● WRITTEN EXERCISE:
Return each line containing "structured".

● SUPPLIED DATA:
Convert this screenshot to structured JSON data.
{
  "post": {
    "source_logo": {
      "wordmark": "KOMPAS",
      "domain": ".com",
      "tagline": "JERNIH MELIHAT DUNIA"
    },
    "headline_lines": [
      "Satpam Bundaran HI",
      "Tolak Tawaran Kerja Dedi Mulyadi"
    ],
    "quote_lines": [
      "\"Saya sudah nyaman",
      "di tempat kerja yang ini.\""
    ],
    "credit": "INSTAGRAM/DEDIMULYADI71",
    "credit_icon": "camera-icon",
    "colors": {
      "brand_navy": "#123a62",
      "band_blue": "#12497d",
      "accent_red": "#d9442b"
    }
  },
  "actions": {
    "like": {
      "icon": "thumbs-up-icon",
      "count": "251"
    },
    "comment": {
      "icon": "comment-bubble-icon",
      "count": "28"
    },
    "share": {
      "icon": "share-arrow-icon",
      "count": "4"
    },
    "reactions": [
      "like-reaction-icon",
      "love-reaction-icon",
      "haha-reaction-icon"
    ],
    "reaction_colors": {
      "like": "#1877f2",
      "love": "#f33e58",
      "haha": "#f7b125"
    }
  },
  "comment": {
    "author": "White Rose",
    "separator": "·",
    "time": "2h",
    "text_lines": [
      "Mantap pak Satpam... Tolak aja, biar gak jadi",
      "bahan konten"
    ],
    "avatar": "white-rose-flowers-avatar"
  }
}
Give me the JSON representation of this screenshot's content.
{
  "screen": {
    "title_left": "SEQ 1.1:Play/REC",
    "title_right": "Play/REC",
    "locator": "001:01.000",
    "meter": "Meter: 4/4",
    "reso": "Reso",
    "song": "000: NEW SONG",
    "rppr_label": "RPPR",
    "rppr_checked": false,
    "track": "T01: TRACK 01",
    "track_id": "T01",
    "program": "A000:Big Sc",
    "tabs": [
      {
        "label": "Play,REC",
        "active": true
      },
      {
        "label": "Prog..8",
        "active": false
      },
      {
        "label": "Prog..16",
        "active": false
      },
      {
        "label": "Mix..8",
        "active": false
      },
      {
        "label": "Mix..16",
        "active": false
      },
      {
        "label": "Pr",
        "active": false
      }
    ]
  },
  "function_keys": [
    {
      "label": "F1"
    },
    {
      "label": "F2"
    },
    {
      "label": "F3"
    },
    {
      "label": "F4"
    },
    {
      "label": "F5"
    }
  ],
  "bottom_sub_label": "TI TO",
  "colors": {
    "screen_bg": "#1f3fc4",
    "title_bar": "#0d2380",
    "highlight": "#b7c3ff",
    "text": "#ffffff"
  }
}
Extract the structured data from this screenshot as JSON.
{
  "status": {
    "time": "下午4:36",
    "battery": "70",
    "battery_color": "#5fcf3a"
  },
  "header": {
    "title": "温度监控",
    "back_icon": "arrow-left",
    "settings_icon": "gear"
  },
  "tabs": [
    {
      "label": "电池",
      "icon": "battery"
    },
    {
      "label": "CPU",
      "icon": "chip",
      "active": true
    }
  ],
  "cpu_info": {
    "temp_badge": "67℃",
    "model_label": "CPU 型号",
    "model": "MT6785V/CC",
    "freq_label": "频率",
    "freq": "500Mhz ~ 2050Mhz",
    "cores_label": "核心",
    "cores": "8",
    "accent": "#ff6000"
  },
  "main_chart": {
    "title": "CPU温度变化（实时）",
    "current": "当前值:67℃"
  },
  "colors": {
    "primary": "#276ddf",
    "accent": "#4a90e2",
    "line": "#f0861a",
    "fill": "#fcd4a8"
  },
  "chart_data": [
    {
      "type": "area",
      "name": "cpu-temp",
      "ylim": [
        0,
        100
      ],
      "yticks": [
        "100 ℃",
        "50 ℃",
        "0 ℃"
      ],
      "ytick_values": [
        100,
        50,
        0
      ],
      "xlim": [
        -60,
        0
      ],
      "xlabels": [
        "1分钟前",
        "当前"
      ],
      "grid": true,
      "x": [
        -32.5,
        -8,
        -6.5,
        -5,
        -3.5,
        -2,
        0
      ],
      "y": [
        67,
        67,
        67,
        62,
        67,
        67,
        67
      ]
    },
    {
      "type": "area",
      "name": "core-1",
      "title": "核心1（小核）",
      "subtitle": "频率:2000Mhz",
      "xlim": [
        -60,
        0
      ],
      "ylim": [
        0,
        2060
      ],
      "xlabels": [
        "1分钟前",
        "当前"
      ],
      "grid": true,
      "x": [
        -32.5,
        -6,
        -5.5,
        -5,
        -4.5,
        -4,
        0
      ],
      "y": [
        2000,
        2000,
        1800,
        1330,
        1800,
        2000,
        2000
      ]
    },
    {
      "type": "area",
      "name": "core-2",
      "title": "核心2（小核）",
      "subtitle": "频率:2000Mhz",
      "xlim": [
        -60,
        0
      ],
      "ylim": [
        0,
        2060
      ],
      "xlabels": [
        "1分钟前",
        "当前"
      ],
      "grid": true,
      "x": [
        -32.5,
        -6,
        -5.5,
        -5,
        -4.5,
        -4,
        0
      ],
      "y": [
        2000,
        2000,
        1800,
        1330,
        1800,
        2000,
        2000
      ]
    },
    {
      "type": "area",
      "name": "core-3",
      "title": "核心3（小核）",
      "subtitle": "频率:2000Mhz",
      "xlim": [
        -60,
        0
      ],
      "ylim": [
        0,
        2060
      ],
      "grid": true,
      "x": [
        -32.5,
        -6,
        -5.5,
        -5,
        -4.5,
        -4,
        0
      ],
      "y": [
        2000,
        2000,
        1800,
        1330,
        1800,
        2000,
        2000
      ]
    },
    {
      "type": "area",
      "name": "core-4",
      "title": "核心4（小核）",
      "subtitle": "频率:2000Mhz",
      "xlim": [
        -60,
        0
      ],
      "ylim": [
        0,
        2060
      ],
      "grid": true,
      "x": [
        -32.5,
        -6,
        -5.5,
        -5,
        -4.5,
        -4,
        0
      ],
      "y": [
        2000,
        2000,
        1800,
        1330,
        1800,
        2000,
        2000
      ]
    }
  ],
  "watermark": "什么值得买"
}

● FULL RESPONSE:
Convert this screenshot to structured JSON data.
Extract the structured data from this screenshot as JSON.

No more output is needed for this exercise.